SET EXERCISE:
Retype, character for character, the lines of the items starting at the line containing "wind-arrow [97, 768, 102, 786]" and ending at the line containing "wind-arrow [315, 586, 321, 602]", with both included.

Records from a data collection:
** start **

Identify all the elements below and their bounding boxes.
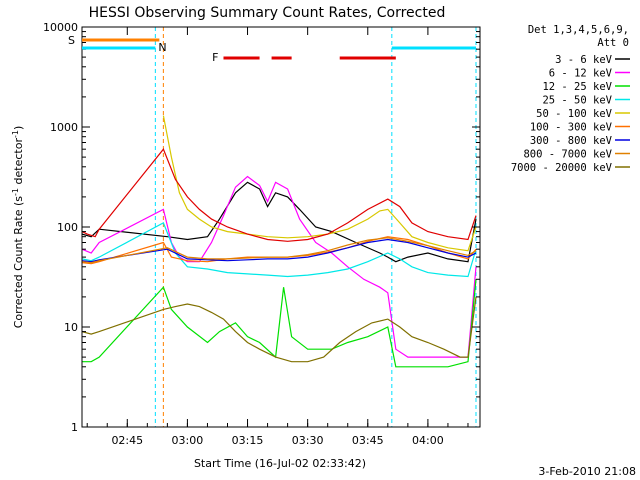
series-line-3: [82, 222, 477, 278]
series-line-8: [82, 296, 477, 363]
legend-label-4: 50 - 100 keV: [536, 108, 613, 120]
x-tick-label-4: 03:45: [352, 434, 384, 447]
legend-label-0: 3 - 6 keV: [555, 54, 613, 66]
chart-title: HESSI Observing Summary Count Rates, Cor…: [89, 5, 446, 21]
legend-label-1: 6 - 12 keV: [549, 68, 613, 80]
series-line-0: [82, 181, 477, 263]
series-line-4: [162, 115, 477, 252]
legend-label-6: 300 - 800 keV: [530, 135, 613, 147]
series-line-7: [82, 237, 477, 264]
x-tick-label-5: 04:00: [412, 434, 444, 447]
legend-label-5: 100 - 300 keV: [530, 122, 613, 134]
x-tick-label-3: 03:30: [292, 434, 324, 447]
legend-title-1: Det 1,3,4,5,6,9,: [528, 24, 629, 36]
footer-date: 3-Feb-2010 21:08: [538, 465, 636, 478]
legend-label-3: 25 - 50 keV: [542, 95, 612, 107]
marker-s-label: S: [68, 34, 75, 47]
series-line-9: [82, 148, 477, 242]
x-axis: 02:45 03:00 03:15 03:30 03:45 04:00: [86, 27, 469, 447]
y-tick-label-2: 100: [57, 221, 78, 234]
x-tick-label-2: 03:15: [232, 434, 264, 447]
legend-title-2: Att 0: [597, 37, 629, 49]
y-axis: 1 10 100 1000 10000: [43, 21, 480, 434]
y-tick-label-3: 1000: [50, 121, 78, 134]
x-tick-label-1: 03:00: [172, 434, 204, 447]
marker-f-label: F: [212, 51, 218, 64]
y-tick-label-0: 1: [71, 421, 78, 434]
marker-n-label: N: [158, 41, 166, 54]
y-tick-label-4: 10000: [43, 21, 78, 34]
y-axis-label: Corrected Count Rate (s-1 detector-1): [11, 126, 25, 329]
legend-label-8: 7000 - 20000 keV: [511, 162, 613, 174]
series-line-6: [82, 238, 477, 263]
x-tick-label-0: 02:45: [111, 434, 143, 447]
series-line-2: [82, 279, 477, 368]
marker-bars: S N F: [68, 34, 476, 64]
legend-label-2: 12 - 25 keV: [542, 81, 612, 93]
x-axis-label: Start Time (16-Jul-02 02:33:42): [194, 457, 366, 470]
legend-label-7: 800 - 7000 keV: [523, 149, 612, 161]
y-tick-label-1: 10: [64, 321, 78, 334]
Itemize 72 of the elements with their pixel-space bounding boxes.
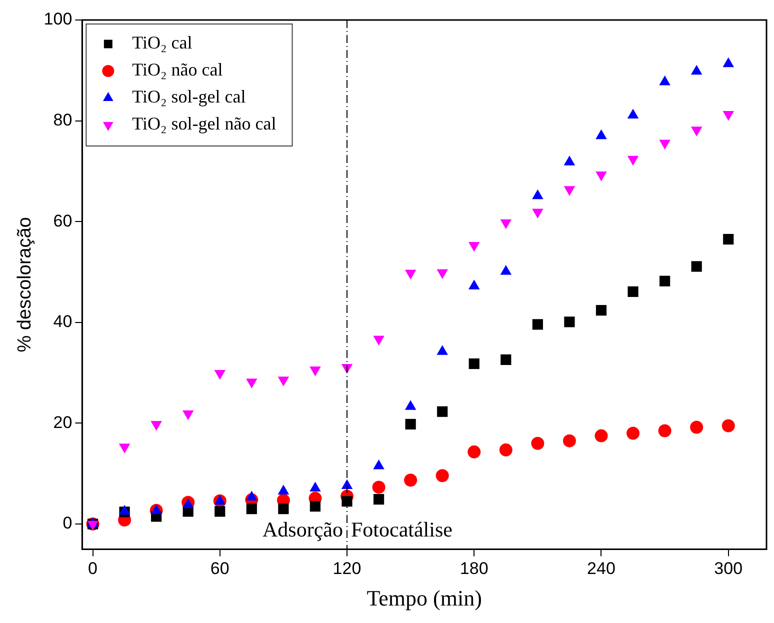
point [404,474,418,487]
point [342,496,352,507]
x-axis-title: Tempo (min) [366,586,482,611]
point [468,445,481,458]
point [626,426,640,440]
point [468,358,480,370]
point [372,480,386,494]
point [722,111,734,121]
x-tick-label: 0 [88,559,98,578]
point [310,366,321,376]
y-axis-title: % descoloração [14,217,36,352]
point [564,186,576,196]
point [596,305,607,316]
point [150,504,162,514]
point [723,234,734,245]
legend-label: TiO₂ sol-gel não cal [132,114,276,134]
point [532,208,544,219]
x-tick-label: 60 [210,559,230,578]
point [594,429,608,442]
point [499,443,512,456]
point [690,126,702,136]
point [722,419,735,432]
point [660,276,670,286]
point [373,336,384,346]
y-tick-label: 0 [62,514,72,533]
point [532,319,543,330]
point [562,434,576,448]
point [690,420,704,434]
x-tick-label: 180 [460,559,488,578]
point [468,242,480,252]
point [436,269,448,280]
point [373,494,384,505]
point [627,156,639,166]
point [596,171,607,182]
point [246,490,258,501]
point [118,504,130,515]
point [214,494,226,505]
x-tick-label: 300 [714,559,743,578]
legend-label: TiO₂ sol-gel cal [132,86,246,107]
y-tick-label: 20 [53,412,72,432]
point [500,219,512,230]
annotation: Fotocatálise [351,518,452,542]
point [214,506,226,517]
annotation: Adsorção [262,518,343,542]
point [691,261,702,272]
point [405,418,416,430]
point [310,501,321,512]
point [564,316,575,328]
legend-label: TiO₂ não cal [132,60,223,80]
y-tick-label: 60 [53,211,72,230]
point [246,378,258,388]
y-tick-label: 80 [53,110,72,130]
point [246,504,257,514]
y-tick-label: 100 [44,10,72,29]
point [436,469,449,482]
y-tick-label: 40 [53,312,72,332]
point [278,376,290,386]
legend-label: TiO₂ cal [132,32,192,53]
point [437,406,448,417]
point [659,140,670,150]
point [531,436,544,450]
point [214,370,226,380]
x-tick-label: 240 [587,559,616,578]
point [500,354,512,365]
point [658,424,672,438]
point [404,270,416,280]
point [182,498,194,508]
point [628,286,638,297]
point [182,410,194,420]
point [278,504,289,514]
x-tick-label: 120 [332,559,362,578]
point [150,420,162,431]
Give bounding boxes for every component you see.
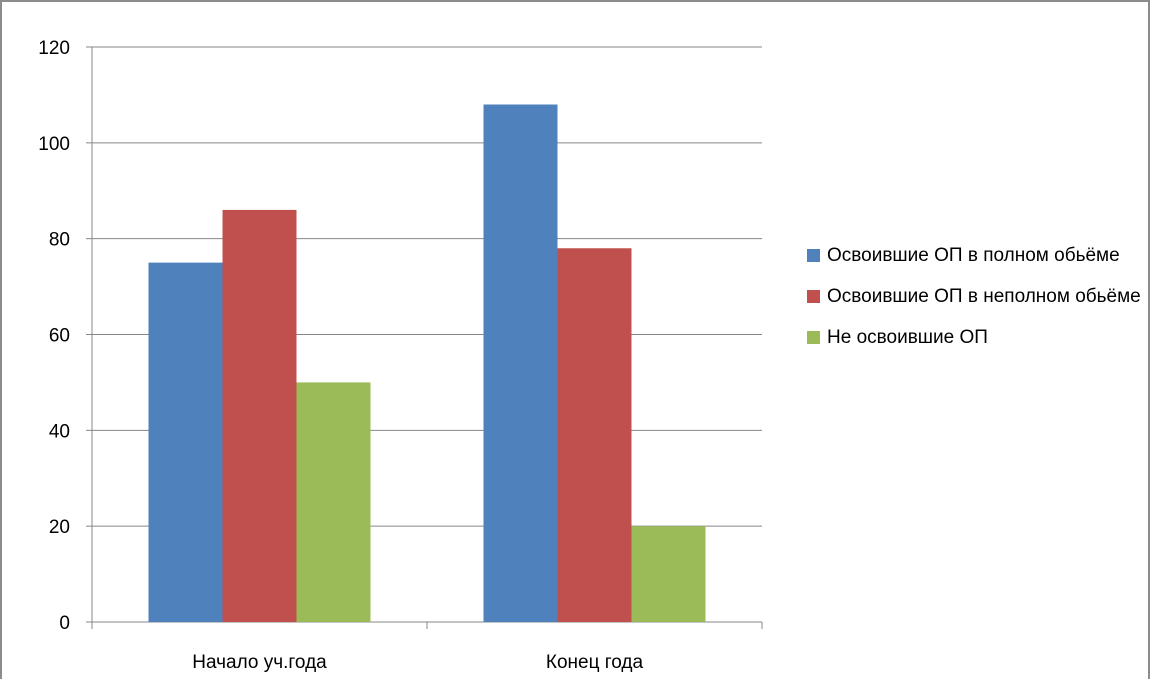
legend-swatch-series-2 xyxy=(807,331,820,344)
legend: Освоившие ОП в полном обьёме Освоившие О… xyxy=(807,242,1147,365)
y-tick-label-80: 80 xyxy=(49,230,70,251)
y-tick-label-20: 20 xyxy=(49,517,70,538)
legend-item-series-0: Освоившие ОП в полном обьёме xyxy=(807,242,1147,269)
legend-swatch-series-1 xyxy=(807,290,820,303)
x-category-label-0: Начало уч.года xyxy=(192,652,327,673)
legend-label-series-1: Освоившие ОП в неполном обьёме xyxy=(827,286,1141,307)
legend-label-series-0: Освоившие ОП в полном обьёме xyxy=(827,245,1120,266)
bar-series-0-cat-0 xyxy=(148,262,223,622)
legend-label-series-2: Не освоившие ОП xyxy=(827,327,988,348)
y-tick-label-40: 40 xyxy=(49,421,70,442)
x-category-label-1: Конец года xyxy=(546,652,644,673)
legend-swatch-series-0 xyxy=(807,249,820,262)
bar-series-2-cat-1 xyxy=(631,526,706,622)
y-tick-label-120: 120 xyxy=(38,38,70,59)
bar-series-1-cat-0 xyxy=(222,209,297,622)
legend-item-series-1: Освоившие ОП в неполном обьёме xyxy=(807,283,1147,310)
bar-series-1-cat-1 xyxy=(557,248,632,622)
y-tick-label-60: 60 xyxy=(49,326,70,347)
y-tick-label-100: 100 xyxy=(38,134,70,155)
y-tick-label-0: 0 xyxy=(59,613,70,634)
bar-series-0-cat-1 xyxy=(483,104,558,622)
bar-series-2-cat-0 xyxy=(296,382,371,622)
legend-item-series-2: Не освоившие ОП xyxy=(807,324,1147,351)
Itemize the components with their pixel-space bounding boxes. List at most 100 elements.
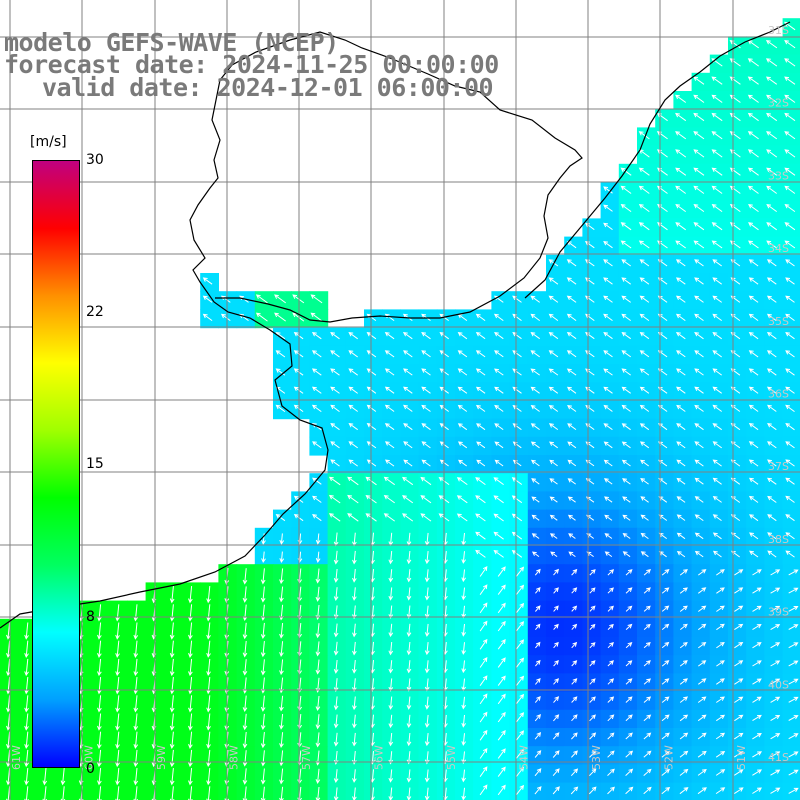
wind-arrow [97, 768, 102, 786]
wind-arrow [766, 203, 777, 213]
wind-arrow [770, 787, 781, 794]
wind-arrow [679, 714, 689, 722]
wind-arrow [24, 640, 29, 658]
wind-arrow [188, 731, 193, 749]
wind-arrow [767, 532, 777, 540]
wind-arrow [749, 514, 759, 522]
wind-arrow [534, 731, 542, 740]
wind-arrow [115, 749, 120, 768]
wind-arrow [679, 569, 688, 576]
wind-arrow [770, 642, 781, 649]
wind-arrow [352, 714, 357, 729]
wind-arrow [765, 39, 778, 49]
wind-arrow [638, 222, 650, 231]
wind-arrow [115, 768, 120, 786]
wind-arrow [566, 386, 577, 394]
wind-arrow [516, 784, 525, 796]
wind-arrow [352, 569, 357, 583]
wind-arrow [261, 551, 266, 564]
wind-arrow [383, 476, 395, 486]
wind-arrow [752, 787, 762, 794]
wind-arrow [479, 675, 488, 686]
wind-arrow [712, 295, 722, 303]
wind-arrow [420, 495, 432, 504]
wind-arrow [479, 584, 488, 595]
wind-arrow [766, 167, 778, 176]
wind-arrow [279, 533, 285, 545]
wind-arrow [679, 768, 689, 776]
wind-arrow [784, 94, 796, 103]
wind-arrow [694, 496, 704, 503]
wind-arrow [566, 240, 577, 249]
wind-arrow [607, 623, 614, 630]
wind-arrow [384, 350, 395, 358]
wind-arrow [279, 713, 284, 730]
wind-arrow [766, 149, 778, 158]
wind-arrow [643, 587, 651, 594]
wind-arrow [388, 732, 394, 747]
wind-arrow [279, 641, 284, 657]
wind-arrow [439, 441, 449, 449]
wind-arrow [767, 404, 777, 412]
longitude-label: 58W [228, 745, 241, 770]
wind-arrow [785, 441, 795, 449]
wind-arrow [366, 422, 377, 431]
wind-arrow [97, 713, 102, 731]
wind-arrow [548, 368, 559, 376]
wind-arrow [784, 222, 796, 231]
wind-arrow [479, 657, 488, 668]
wind-arrow [661, 786, 671, 795]
wind-arrow [621, 386, 631, 394]
wind-arrow [603, 295, 613, 303]
wind-arrow [788, 624, 799, 630]
wind-arrow [711, 149, 723, 158]
wind-arrow [788, 660, 799, 667]
wind-arrow [315, 586, 321, 602]
wind-arrow [693, 203, 705, 213]
wind-arrow [766, 259, 777, 267]
wind-arrow [566, 259, 577, 267]
wind-arrow [571, 678, 578, 685]
wind-arrow [333, 714, 339, 729]
wind-arrow [497, 711, 506, 723]
wind-arrow [169, 677, 175, 695]
wind-arrow [328, 476, 341, 486]
wind-arrow [384, 441, 395, 449]
wind-arrow [770, 678, 781, 685]
longitude-labels: 61W60W59W58W57W56W55W54W53W52W51W50W [10, 745, 748, 770]
wind-arrow [784, 203, 796, 213]
wind-arrow [711, 131, 723, 140]
wind-arrow [693, 76, 705, 85]
wind-arrow [461, 696, 467, 710]
wind-arrow [530, 423, 540, 431]
wind-arrow [788, 787, 799, 794]
wind-arrow [388, 569, 394, 583]
wind-arrow [242, 568, 248, 585]
wind-arrow [311, 386, 322, 394]
wind-arrow [424, 733, 430, 747]
wind-arrow [115, 713, 120, 731]
wind-arrow [693, 240, 705, 249]
wind-arrow [661, 641, 670, 649]
wind-arrow [770, 696, 781, 703]
wind-arrow [424, 569, 430, 583]
wind-arrow [694, 423, 704, 431]
wind-arrow [312, 495, 322, 503]
wind-arrow [603, 259, 613, 267]
wind-arrow [516, 566, 525, 577]
wind-arrow [675, 131, 687, 140]
wind-arrow [698, 678, 707, 685]
wind-arrow [748, 222, 759, 231]
wind-arrow [115, 640, 120, 658]
wind-arrow [347, 494, 359, 504]
wind-arrow [553, 568, 559, 576]
wind-arrow [330, 331, 340, 340]
wind-arrow [679, 678, 688, 685]
wind-arrow [352, 587, 357, 601]
wind-arrow [406, 550, 412, 565]
wind-arrow [603, 313, 613, 322]
wind-arrow [310, 294, 323, 304]
wind-arrow [424, 587, 430, 601]
wind-arrow [279, 786, 284, 800]
wind-arrow [549, 496, 558, 503]
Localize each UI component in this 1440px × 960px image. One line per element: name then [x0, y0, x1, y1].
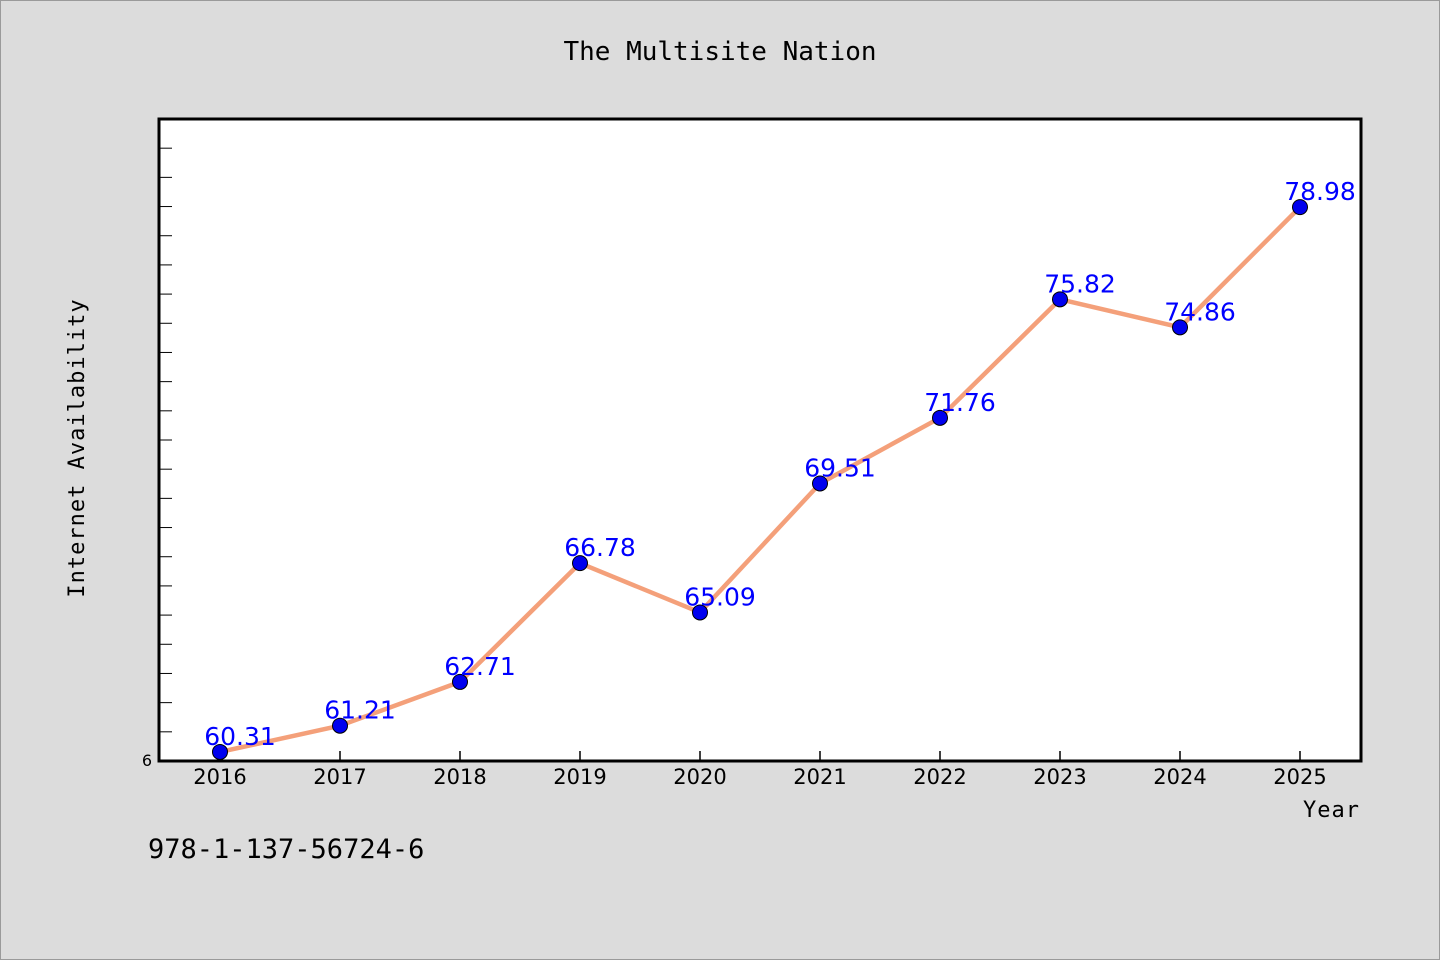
- data-point: [332, 717, 348, 734]
- data-label: 61.21: [324, 696, 396, 725]
- plot-area: [157, 117, 1363, 763]
- y-axis-ticks: [159, 147, 172, 733]
- x-tick-label: 2023: [1033, 765, 1086, 789]
- series-line: [217, 204, 1303, 755]
- x-tick-label: 2025: [1273, 765, 1326, 789]
- x-tick-label: 2017: [313, 765, 366, 789]
- data-label: 60.31: [204, 722, 276, 751]
- marker-layer: [212, 199, 1308, 760]
- data-label: 69.51: [804, 453, 876, 482]
- data-label: 74.86: [1164, 297, 1236, 326]
- x-tick-label: 2016: [193, 765, 246, 789]
- x-tick-label: 2020: [673, 765, 726, 789]
- isbn-footer: 978-1-137-56724-6: [148, 834, 425, 865]
- x-tick-label: 2024: [1153, 765, 1206, 789]
- data-point: [932, 409, 948, 426]
- x-tick-label: 2018: [433, 765, 486, 789]
- x-axis-title: Year: [1303, 798, 1360, 823]
- data-label: 75.82: [1044, 269, 1116, 298]
- data-point: [1052, 291, 1068, 308]
- data-label: 65.09: [684, 582, 756, 611]
- data-label-layer: 60.31 61.21 62.71 66.78 65.09 69.51 71.76 75.82…: [204, 177, 1356, 751]
- x-tick-label: 2019: [553, 765, 606, 789]
- data-point: [1172, 319, 1188, 336]
- x-tick-label: 2021: [793, 765, 846, 789]
- data-point: [812, 475, 828, 492]
- data-label: 66.78: [564, 533, 636, 562]
- data-label: 78.98: [1284, 177, 1356, 206]
- x-tick-label: 2022: [913, 765, 966, 789]
- data-point: [1292, 199, 1308, 216]
- y-axis-title: Internet Availability: [65, 298, 90, 597]
- y-axis-min-label: 6: [142, 751, 152, 770]
- chart-title: The Multisite Nation: [563, 37, 876, 67]
- data-label: 71.76: [924, 388, 996, 417]
- data-point: [572, 555, 588, 572]
- data-label: 62.71: [444, 652, 516, 681]
- data-point: [692, 604, 708, 621]
- data-point: [452, 673, 468, 690]
- data-point: [212, 743, 228, 760]
- series-layer: [217, 204, 1303, 755]
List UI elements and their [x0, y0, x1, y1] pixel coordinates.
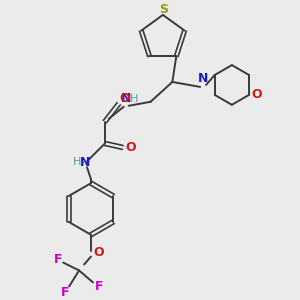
- Text: N: N: [198, 73, 208, 85]
- Text: F: F: [54, 253, 62, 266]
- Text: O: O: [119, 92, 130, 105]
- Text: F: F: [61, 286, 69, 299]
- Text: O: O: [252, 88, 262, 101]
- Text: H: H: [73, 157, 81, 167]
- Text: F: F: [95, 280, 103, 293]
- Text: S: S: [159, 3, 168, 16]
- Text: H: H: [130, 94, 138, 104]
- Text: O: O: [125, 141, 136, 154]
- Text: N: N: [80, 156, 90, 169]
- Text: O: O: [94, 246, 104, 259]
- Text: N: N: [121, 92, 131, 105]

** end **

SOLVED PROBLEM:
wind-arrow [97, 768, 102, 786]
wind-arrow [766, 203, 777, 213]
wind-arrow [770, 787, 781, 794]
wind-arrow [679, 714, 689, 722]
wind-arrow [24, 640, 29, 658]
wind-arrow [188, 731, 193, 749]
wind-arrow [767, 532, 777, 540]
wind-arrow [749, 514, 759, 522]
wind-arrow [534, 731, 542, 740]
wind-arrow [115, 749, 120, 768]
wind-arrow [679, 569, 688, 576]
wind-arrow [770, 642, 781, 649]
wind-arrow [352, 714, 357, 729]
wind-arrow [765, 39, 778, 49]
wind-arrow [638, 222, 650, 231]
wind-arrow [115, 768, 120, 786]
wind-arrow [566, 386, 577, 394]
wind-arrow [516, 784, 525, 796]
wind-arrow [352, 569, 357, 583]
wind-arrow [261, 551, 266, 564]
wind-arrow [383, 476, 395, 486]
wind-arrow [752, 787, 762, 794]
wind-arrow [479, 675, 488, 686]
wind-arrow [712, 295, 722, 303]
wind-arrow [420, 495, 432, 504]
wind-arrow [479, 584, 488, 595]
wind-arrow [766, 167, 778, 176]
wind-arrow [279, 533, 285, 545]
wind-arrow [679, 768, 689, 776]
wind-arrow [784, 94, 796, 103]
wind-arrow [694, 496, 704, 503]
wind-arrow [566, 240, 577, 249]
wind-arrow [607, 623, 614, 630]
wind-arrow [384, 350, 395, 358]
wind-arrow [279, 713, 284, 730]
wind-arrow [766, 149, 778, 158]
wind-arrow [643, 587, 651, 594]
wind-arrow [388, 732, 394, 747]
wind-arrow [279, 641, 284, 657]
wind-arrow [439, 441, 449, 449]
wind-arrow [767, 404, 777, 412]
longitude-label: 58W [228, 745, 241, 770]
wind-arrow [785, 441, 795, 449]
wind-arrow [366, 422, 377, 431]
wind-arrow [97, 713, 102, 731]
wind-arrow [548, 368, 559, 376]
wind-arrow [784, 222, 796, 231]
wind-arrow [479, 657, 488, 668]
wind-arrow [661, 786, 671, 795]
wind-arrow [621, 386, 631, 394]
wind-arrow [603, 295, 613, 303]
wind-arrow [788, 624, 799, 630]
wind-arrow [711, 149, 723, 158]
wind-arrow [788, 660, 799, 667]
wind-arrow [315, 586, 321, 602]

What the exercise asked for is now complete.